> **RAW DATA**
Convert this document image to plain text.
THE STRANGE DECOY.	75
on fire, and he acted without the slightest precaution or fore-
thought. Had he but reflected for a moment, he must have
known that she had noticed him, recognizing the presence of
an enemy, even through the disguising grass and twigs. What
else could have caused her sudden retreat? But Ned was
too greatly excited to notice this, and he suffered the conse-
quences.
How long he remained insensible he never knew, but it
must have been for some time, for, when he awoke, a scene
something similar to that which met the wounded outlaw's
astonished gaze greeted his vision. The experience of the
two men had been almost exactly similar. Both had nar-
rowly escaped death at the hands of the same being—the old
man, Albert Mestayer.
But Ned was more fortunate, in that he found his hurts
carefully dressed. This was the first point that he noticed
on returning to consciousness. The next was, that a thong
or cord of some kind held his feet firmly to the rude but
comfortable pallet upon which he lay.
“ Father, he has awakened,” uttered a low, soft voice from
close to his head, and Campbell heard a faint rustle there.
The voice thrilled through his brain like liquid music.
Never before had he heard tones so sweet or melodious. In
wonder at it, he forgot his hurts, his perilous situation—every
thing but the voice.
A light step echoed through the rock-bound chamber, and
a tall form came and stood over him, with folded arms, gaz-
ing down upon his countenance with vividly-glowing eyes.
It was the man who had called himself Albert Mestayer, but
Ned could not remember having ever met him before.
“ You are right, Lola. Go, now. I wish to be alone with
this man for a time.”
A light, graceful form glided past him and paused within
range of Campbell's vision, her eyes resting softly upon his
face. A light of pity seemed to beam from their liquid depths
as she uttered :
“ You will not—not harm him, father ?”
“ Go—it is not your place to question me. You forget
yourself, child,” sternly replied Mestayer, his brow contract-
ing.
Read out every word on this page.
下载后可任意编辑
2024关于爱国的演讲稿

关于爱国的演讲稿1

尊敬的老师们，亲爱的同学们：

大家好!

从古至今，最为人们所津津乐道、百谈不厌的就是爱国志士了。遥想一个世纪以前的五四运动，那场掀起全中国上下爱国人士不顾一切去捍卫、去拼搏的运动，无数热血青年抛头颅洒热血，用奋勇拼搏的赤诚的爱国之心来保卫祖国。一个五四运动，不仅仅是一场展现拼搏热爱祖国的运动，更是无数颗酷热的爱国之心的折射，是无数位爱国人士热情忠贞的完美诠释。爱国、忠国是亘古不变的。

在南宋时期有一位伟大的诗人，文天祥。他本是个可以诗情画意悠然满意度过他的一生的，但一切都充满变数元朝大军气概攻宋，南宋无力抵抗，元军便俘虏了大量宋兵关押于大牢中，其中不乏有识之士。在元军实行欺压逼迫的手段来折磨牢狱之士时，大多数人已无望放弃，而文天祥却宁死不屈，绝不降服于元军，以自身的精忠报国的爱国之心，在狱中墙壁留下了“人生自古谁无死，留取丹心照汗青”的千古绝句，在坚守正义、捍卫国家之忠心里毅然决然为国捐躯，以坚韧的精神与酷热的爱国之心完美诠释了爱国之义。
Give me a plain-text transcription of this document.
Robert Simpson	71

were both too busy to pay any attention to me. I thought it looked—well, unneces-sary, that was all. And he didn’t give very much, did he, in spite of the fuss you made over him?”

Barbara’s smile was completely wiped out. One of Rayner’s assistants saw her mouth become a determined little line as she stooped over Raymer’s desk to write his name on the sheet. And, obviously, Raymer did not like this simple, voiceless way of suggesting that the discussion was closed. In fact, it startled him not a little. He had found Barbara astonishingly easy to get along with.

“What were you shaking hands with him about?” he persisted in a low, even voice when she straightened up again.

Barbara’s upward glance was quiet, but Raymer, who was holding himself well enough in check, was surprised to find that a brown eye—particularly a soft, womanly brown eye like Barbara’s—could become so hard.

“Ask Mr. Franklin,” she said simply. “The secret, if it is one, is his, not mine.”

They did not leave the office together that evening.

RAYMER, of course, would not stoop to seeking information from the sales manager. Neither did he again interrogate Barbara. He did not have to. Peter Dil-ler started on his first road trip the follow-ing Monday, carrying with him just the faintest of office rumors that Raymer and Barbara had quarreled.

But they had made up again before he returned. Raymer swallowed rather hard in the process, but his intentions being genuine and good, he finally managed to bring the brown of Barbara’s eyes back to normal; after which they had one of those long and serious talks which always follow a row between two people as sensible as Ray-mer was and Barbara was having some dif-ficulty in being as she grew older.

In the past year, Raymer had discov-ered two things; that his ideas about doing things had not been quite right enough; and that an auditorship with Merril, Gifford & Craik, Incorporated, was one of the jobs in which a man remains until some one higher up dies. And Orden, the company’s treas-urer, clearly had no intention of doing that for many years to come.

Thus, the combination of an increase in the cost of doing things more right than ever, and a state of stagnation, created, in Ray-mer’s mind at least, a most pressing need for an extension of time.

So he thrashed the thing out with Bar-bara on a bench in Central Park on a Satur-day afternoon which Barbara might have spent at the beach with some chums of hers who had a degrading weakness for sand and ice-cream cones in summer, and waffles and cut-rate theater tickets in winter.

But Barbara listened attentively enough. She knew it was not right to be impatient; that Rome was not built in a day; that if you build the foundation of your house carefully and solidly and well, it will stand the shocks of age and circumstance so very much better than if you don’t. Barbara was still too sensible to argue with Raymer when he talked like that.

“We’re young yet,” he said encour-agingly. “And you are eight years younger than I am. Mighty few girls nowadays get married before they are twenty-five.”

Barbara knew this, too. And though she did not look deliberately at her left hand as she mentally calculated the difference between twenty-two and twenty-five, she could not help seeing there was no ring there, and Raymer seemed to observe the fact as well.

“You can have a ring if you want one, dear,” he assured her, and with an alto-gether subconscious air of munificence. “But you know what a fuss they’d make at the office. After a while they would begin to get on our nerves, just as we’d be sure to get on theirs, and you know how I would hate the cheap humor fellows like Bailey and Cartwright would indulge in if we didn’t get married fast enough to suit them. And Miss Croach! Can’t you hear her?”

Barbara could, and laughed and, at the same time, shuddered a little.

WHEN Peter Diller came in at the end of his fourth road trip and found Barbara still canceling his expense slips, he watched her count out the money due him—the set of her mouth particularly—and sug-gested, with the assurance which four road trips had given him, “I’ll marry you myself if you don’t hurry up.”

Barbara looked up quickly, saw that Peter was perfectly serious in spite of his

> **AIM**
Copy every line of the material, please, keeping it exactly the same.

> **WRITTEN SOLUTION**
Convert this document image to plain text.
THE STRANGE DECOY.	75
on fire, and he acted without the slightest precaution or fore-
thought. Had he but reflected for a moment, he must have
known that she had noticed him, recognizing the presence of
an enemy, even through the disguising grass and twigs. What
else could have caused her sudden retreat? But Ned was
too greatly excited to notice this, and he suffered the conse-
quences.
How long he remained insensible he never knew, but it
must have been for some time, for, when he awoke, a scene
something similar to that which met the wounded outlaw's
astonished gaze greeted his vision. The experience of the
two men had been almost exactly similar. Both had nar-
rowly escaped death at the hands of the same being—the old
man, Albert Mestayer.
But Ned was more fortunate, in that he found his hurts
carefully dressed. This was the first point that he noticed
on returning to consciousness. The next was, that a thong
or cord of some kind held his feet firmly to the rude but
comfortable pallet upon which he lay.
“ Father, he has awakened,” uttered a low, soft voice from
close to his head, and Campbell heard a faint rustle there.
The voice thrilled through his brain like liquid music.
Never before had he heard tones so sweet or melodious. In
wonder at it, he forgot his hurts, his perilous situation—every
thing but the voice.
A light step echoed through the rock-bound chamber, and
a tall form came and stood over him, with folded arms, gaz-
ing down upon his countenance with vividly-glowing eyes.
It was the man who had called himself Albert Mestayer, but
Ned could not remember having ever met him before.
“ You are right, Lola. Go, now. I wish to be alone with
this man for a time.”
A light, graceful form glided past him and paused within
range of Campbell's vision, her eyes resting softly upon his
face. A light of pity seemed to beam from their liquid depths
as she uttered :
“ You will not—not harm him, father ?”
“ Go—it is not your place to question me. You forget
yourself, child,” sternly replied Mestayer, his brow contract-
ing.
Read out every word on this page.
下载后可任意编辑
2024关于爱国的演讲稿

关于爱国的演讲稿1

尊敬的老师们，亲爱的同学们：

大家好!

从古至今，最为人们所津津乐道、百谈不厌的就是爱国志士了。遥想一个世纪以前的五四运动，那场掀起全中国上下爱国人士不顾一切去捍卫、去拼搏的运动，无数热血青年抛头颅洒热血，用奋勇拼搏的赤诚的爱国之心来保卫祖国。一个五四运动，不仅仅是一场展现拼搏热爱祖国的运动，更是无数颗酷热的爱国之心的折射，是无数位爱国人士热情忠贞的完美诠释。爱国、忠国是亘古不变的。

在南宋时期有一位伟大的诗人，文天祥。他本是个可以诗情画意悠然满意度过他的一生的，但一切都充满变数元朝大军气概攻宋，南宋无力抵抗，元军便俘虏了大量宋兵关押于大牢中，其中不乏有识之士。在元军实行欺压逼迫的手段来折磨牢狱之士时，大多数人已无望放弃，而文天祥却宁死不屈，绝不降服于元军，以自身的精忠报国的爱国之心，在狱中墙壁留下了“人生自古谁无死，留取丹心照汗青”的千古绝句，在坚守正义、捍卫国家之忠心里毅然决然为国捐躯，以坚韧的精神与酷热的爱国之心完美诠释了爱国之义。
Give me a plain-text transcription of this document.
Robert Simpson	71

were both too busy to pay any attention to me. I thought it looked—well, unneces-sary, that was all. And he didn’t give very much, did he, in spite of the fuss you made over him?”

Barbara’s smile was completely wiped out. One of Rayner’s assistants saw her mouth become a determined little line as she stooped over Raymer’s desk to write his name on the sheet. And, obviously, Raymer did not like this simple, voiceless way of suggesting that the discussion was closed. In fact, it startled him not a little. He had found Barbara astonishingly easy to get along with.

“What were you shaking hands with him about?” he persisted in a low, even voice when she straightened up again.

Barbara’s upward glance was quiet, but Raymer, who was holding himself well enough in check, was surprised to find that a brown eye—particularly a soft, womanly brown eye like Barbara’s—could become so hard.

“Ask Mr. Franklin,” she said simply. “The secret, if it is one, is his, not mine.”

They did not leave the office together that evening.

RAYMER, of course, would not stoop to seeking information from the sales manager. Neither did he again interrogate Barbara. He did not have to. Peter Dil-ler started on his first road trip the follow-ing Monday, carrying with him just the faintest of office rumors that Raymer and Barbara had quarreled.

But they had made up again before he returned. Raymer swallowed rather hard in the process, but his intentions being genuine and good, he finally managed to bring the brown of Barbara’s eyes back to normal; after which they had one of those long and serious talks which always follow a row between two people as sensible as Ray-mer was and Barbara was having some dif-ficulty in being as she grew older.

In the past year, Raymer had discov-ered two things; that his ideas about doing things had not been quite right enough; and that an auditorship with Merril, Gifford & Craik, Incorporated, was one of the jobs in which a man remains until some one higher up dies. And Orden, the company’s treas-urer, clearly had no intention of doing that for many years to come.

Thus, the combination of an increase in the cost of doing things more right than ever, and a state of stagnation, created, in Ray-mer’s mind at least, a most pressing need for an extension of time.

So he thrashed the thing out with Bar-bara on a bench in Central Park on a Satur-day afternoon which Barbara might have spent at the beach with some chums of hers who had a degrading weakness for sand and ice-cream cones in summer, and waffles and cut-rate theater tickets in winter.

But Barbara listened attentively enough. She knew it was not right to be impatient; that Rome was not built in a day; that if you build the foundation of your house carefully and solidly and well, it will stand the shocks of age and circumstance so very much better than if you don’t. Barbara was still too sensible to argue with Raymer when he talked like that.

“We’re young yet,” he said encour-agingly. “And you are eight years younger than I am. Mighty few girls nowadays get married before they are twenty-five.”

Barbara knew this, too. And though she did not look deliberately at her left hand as she mentally calculated the difference between twenty-two and twenty-five, she could not help seeing there was no ring there, and Raymer seemed to observe the fact as well.

“You can have a ring if you want one, dear,” he assured her, and with an alto-gether subconscious air of munificence. “But you know what a fuss they’d make at the office. After a while they would begin to get on our nerves, just as we’d be sure to get on theirs, and you know how I would hate the cheap humor fellows like Bailey and Cartwright would indulge in if we didn’t get married fast enough to suit them. And Miss Croach! Can’t you hear her?”

Barbara could, and laughed and, at the same time, shuddered a little.

WHEN Peter Diller came in at the end of his fourth road trip and found Barbara still canceling his expense slips, he watched her count out the money due him—the set of her mouth particularly—and sug-gested, with the assurance which four road trips had given him, “I’ll marry you myself if you don’t hurry up.”

Barbara looked up quickly, saw that Peter was perfectly serious in spite of his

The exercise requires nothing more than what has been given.